EXERCISE INSTRUCTIONS:
Find each line holding the word "Проведение" and give the number of such lines, nothing else.

[Stored records]
•••••

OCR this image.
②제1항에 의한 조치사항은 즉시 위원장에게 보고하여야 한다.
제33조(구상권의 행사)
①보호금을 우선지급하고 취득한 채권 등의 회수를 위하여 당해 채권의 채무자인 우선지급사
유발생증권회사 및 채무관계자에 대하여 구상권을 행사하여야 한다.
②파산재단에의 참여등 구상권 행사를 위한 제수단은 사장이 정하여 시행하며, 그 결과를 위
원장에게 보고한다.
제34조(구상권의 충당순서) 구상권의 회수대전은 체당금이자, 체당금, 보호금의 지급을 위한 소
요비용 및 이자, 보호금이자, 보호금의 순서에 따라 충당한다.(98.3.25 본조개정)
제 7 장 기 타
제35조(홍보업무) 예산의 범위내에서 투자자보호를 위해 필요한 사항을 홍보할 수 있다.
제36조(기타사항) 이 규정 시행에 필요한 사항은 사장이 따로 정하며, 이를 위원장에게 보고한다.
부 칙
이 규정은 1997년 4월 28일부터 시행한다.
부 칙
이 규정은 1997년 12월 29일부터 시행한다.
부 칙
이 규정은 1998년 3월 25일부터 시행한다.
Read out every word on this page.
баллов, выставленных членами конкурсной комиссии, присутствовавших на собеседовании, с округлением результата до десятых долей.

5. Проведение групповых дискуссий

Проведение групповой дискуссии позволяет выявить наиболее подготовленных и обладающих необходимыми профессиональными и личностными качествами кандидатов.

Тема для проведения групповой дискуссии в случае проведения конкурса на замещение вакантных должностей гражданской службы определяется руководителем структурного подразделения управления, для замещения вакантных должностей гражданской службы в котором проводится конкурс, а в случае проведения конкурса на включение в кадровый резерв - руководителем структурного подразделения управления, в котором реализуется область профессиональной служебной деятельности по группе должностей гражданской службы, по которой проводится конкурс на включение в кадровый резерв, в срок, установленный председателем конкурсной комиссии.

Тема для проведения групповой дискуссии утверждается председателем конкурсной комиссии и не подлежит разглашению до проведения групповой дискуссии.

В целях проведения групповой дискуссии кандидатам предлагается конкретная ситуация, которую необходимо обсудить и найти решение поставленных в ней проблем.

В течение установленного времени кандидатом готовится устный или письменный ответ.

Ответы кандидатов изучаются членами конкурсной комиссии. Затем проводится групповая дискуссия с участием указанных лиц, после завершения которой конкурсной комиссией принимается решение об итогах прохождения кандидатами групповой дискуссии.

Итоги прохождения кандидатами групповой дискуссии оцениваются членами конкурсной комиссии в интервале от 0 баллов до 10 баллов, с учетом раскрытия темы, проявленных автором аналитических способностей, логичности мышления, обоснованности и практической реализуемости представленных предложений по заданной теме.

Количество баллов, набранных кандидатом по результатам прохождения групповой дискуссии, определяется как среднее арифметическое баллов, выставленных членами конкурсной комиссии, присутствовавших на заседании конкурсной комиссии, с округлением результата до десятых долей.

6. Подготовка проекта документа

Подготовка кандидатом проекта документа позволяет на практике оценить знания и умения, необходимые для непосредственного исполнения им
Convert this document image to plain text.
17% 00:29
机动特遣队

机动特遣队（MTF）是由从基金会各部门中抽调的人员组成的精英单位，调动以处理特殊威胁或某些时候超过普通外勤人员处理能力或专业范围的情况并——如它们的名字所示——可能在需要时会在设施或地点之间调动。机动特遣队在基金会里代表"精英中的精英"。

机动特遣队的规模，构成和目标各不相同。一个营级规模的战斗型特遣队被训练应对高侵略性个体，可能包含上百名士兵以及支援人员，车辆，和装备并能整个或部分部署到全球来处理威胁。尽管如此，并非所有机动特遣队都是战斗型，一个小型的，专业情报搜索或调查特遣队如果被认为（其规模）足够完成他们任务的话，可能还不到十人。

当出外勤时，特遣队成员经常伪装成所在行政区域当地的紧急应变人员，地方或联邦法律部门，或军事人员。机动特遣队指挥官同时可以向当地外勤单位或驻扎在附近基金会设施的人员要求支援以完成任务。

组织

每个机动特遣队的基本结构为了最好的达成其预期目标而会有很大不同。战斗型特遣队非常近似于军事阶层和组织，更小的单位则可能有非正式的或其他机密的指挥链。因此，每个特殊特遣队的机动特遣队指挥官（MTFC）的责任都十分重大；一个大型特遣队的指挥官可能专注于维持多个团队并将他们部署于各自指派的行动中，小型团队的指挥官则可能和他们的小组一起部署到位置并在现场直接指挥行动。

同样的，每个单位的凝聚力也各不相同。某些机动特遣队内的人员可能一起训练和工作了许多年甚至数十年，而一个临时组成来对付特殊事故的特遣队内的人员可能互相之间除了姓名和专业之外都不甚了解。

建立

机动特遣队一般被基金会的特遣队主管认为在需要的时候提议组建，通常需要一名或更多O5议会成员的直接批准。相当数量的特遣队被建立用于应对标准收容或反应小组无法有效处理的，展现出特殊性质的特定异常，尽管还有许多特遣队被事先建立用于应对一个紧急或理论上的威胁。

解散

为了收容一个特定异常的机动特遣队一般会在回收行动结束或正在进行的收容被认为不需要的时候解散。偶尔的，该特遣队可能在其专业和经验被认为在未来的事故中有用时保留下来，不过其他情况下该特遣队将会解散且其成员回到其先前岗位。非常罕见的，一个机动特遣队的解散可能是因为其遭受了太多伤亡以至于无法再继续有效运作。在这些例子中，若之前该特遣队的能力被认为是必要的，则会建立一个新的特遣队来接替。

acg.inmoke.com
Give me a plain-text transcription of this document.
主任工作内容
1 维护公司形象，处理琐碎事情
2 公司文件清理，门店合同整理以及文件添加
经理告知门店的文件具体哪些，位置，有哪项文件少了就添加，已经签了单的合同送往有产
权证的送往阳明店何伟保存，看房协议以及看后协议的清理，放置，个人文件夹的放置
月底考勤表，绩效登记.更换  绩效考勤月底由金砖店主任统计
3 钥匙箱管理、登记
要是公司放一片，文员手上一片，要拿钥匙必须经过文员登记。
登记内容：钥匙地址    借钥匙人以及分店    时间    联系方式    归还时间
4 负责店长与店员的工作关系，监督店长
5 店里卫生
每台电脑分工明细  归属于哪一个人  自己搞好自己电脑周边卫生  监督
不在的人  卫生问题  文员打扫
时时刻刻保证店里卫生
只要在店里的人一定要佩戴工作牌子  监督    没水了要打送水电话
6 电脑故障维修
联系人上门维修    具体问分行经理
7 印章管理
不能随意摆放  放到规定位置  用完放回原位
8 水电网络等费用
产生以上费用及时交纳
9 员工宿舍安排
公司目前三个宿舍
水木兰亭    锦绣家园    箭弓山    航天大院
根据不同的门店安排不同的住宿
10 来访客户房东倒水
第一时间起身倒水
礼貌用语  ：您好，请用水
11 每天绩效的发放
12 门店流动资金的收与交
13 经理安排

•••••

ANSWER BELOW:
2